Given exercise:
Of the lines in the entries below, state how many hold the word "yoga". Say nothing else.
--- --- ---
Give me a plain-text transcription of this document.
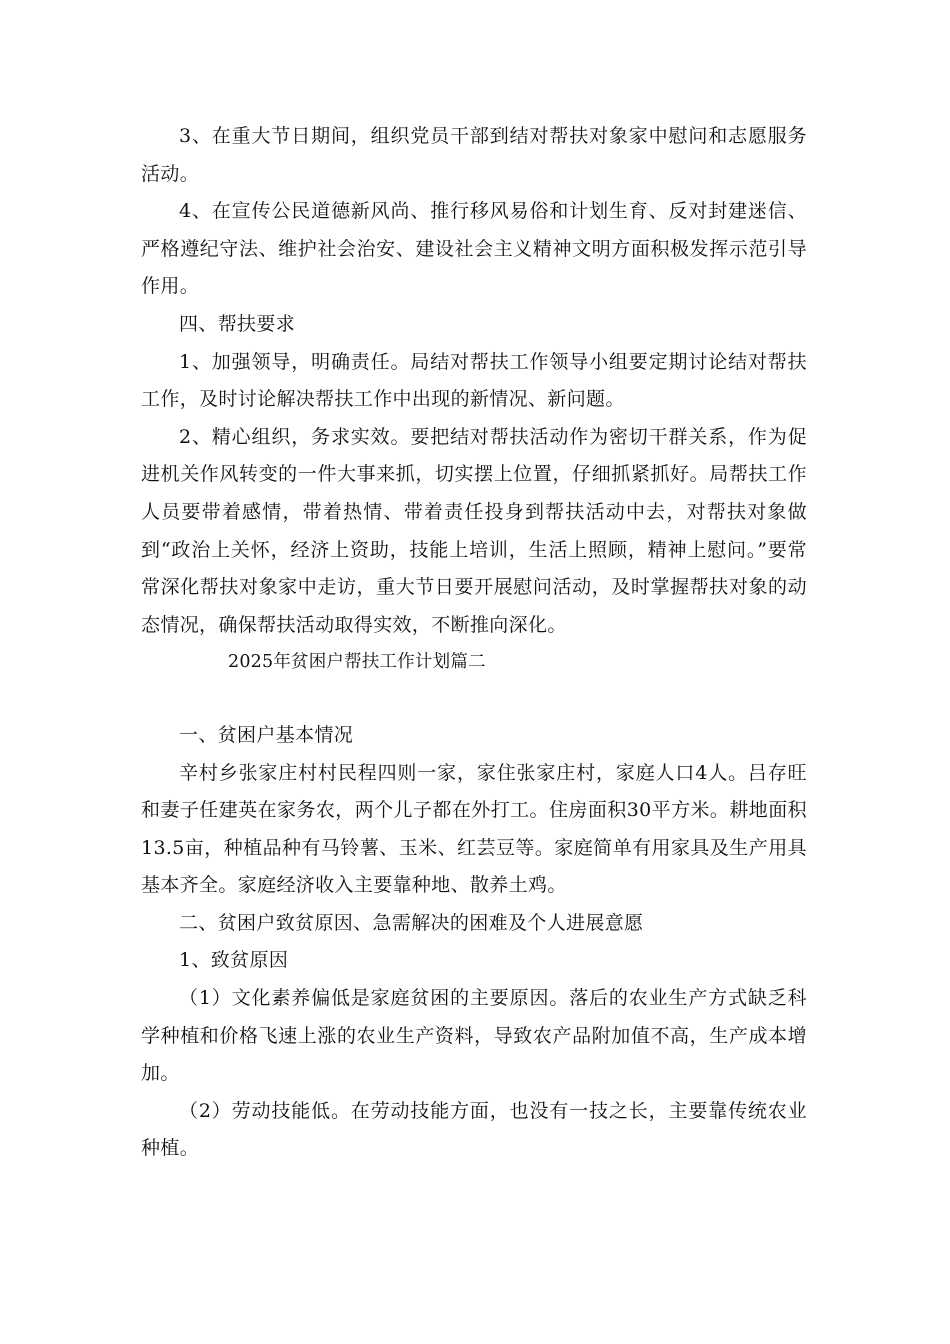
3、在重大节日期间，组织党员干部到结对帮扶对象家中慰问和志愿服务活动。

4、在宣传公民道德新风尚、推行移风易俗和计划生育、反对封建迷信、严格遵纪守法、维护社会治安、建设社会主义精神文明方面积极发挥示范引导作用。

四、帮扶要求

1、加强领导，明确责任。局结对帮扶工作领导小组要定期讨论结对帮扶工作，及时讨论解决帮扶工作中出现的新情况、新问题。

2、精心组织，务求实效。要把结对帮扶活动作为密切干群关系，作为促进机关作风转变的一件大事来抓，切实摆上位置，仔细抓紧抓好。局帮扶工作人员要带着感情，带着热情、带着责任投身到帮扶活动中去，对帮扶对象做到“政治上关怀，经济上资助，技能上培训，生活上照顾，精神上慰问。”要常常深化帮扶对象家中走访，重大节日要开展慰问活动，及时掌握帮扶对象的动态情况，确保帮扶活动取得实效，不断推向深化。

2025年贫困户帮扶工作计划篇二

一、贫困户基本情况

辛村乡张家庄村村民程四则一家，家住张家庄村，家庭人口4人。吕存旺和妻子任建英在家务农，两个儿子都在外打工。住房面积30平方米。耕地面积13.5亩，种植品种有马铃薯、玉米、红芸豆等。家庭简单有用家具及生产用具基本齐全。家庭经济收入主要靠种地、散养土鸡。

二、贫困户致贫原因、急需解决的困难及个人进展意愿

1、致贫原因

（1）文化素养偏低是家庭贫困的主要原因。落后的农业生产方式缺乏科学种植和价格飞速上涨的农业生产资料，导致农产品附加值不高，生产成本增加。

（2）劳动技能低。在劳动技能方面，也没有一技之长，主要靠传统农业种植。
--- --- ---
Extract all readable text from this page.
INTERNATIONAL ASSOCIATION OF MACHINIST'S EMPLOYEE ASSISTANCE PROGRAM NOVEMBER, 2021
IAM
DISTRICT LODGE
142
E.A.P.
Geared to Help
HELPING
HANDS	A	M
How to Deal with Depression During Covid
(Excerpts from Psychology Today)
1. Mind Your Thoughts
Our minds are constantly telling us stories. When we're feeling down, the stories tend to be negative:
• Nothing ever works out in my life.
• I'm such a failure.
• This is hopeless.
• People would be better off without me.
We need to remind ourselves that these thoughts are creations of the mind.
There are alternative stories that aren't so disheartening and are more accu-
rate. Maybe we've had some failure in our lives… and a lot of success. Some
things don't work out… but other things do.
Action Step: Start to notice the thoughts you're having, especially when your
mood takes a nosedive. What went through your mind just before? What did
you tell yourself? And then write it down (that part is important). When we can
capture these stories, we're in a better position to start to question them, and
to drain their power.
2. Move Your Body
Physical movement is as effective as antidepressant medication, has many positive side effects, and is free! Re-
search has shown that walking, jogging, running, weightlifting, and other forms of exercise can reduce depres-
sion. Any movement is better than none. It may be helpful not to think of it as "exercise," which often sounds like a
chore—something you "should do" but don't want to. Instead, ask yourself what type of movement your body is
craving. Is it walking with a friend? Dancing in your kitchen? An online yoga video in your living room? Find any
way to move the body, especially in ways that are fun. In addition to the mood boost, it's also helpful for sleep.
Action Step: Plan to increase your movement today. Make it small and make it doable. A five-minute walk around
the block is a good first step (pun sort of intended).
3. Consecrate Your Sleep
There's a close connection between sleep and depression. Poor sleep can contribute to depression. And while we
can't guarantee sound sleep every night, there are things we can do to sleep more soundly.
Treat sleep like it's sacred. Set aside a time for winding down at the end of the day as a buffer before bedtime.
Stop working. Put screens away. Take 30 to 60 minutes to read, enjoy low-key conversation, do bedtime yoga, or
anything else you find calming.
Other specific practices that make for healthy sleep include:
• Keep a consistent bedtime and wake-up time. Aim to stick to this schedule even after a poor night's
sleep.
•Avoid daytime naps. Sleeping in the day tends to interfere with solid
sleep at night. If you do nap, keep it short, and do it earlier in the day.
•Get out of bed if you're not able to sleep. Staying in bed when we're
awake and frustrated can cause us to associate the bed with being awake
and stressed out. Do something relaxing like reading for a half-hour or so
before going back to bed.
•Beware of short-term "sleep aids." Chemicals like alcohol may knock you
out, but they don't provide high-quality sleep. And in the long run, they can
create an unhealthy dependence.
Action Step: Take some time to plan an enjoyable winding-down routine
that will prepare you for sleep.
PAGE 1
--- --- ---
Written response:
2